• _TO DO_
Pull every line with the word "Recipient" out of the entries below.

• _DATA LISTING_
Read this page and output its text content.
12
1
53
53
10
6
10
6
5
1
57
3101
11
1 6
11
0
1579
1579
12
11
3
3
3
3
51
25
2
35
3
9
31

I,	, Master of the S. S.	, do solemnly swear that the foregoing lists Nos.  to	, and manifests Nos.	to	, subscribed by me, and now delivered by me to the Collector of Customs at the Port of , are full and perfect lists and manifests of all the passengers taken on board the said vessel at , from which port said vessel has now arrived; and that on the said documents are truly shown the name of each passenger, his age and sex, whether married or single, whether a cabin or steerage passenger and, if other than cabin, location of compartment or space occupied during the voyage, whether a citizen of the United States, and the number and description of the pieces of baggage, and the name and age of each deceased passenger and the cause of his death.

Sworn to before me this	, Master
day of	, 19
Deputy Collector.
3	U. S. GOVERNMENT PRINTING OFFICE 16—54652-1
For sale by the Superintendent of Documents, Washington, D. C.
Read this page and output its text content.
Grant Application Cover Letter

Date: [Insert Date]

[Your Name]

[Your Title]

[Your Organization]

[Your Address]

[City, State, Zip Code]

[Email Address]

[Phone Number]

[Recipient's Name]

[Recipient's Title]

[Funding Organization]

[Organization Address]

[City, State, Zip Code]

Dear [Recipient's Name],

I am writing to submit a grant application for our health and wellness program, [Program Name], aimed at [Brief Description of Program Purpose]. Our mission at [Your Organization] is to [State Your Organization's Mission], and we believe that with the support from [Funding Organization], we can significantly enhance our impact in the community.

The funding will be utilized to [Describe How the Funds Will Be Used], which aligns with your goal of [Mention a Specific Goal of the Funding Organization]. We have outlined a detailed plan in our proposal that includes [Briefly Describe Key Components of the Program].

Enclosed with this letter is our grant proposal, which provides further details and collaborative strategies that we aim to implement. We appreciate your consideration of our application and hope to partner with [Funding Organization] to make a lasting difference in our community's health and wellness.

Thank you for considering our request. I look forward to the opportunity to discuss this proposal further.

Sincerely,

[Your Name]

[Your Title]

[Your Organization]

• _TASK RESPONSE_
[Recipient's Name]
[Recipient's Title]
Dear [Recipient's Name],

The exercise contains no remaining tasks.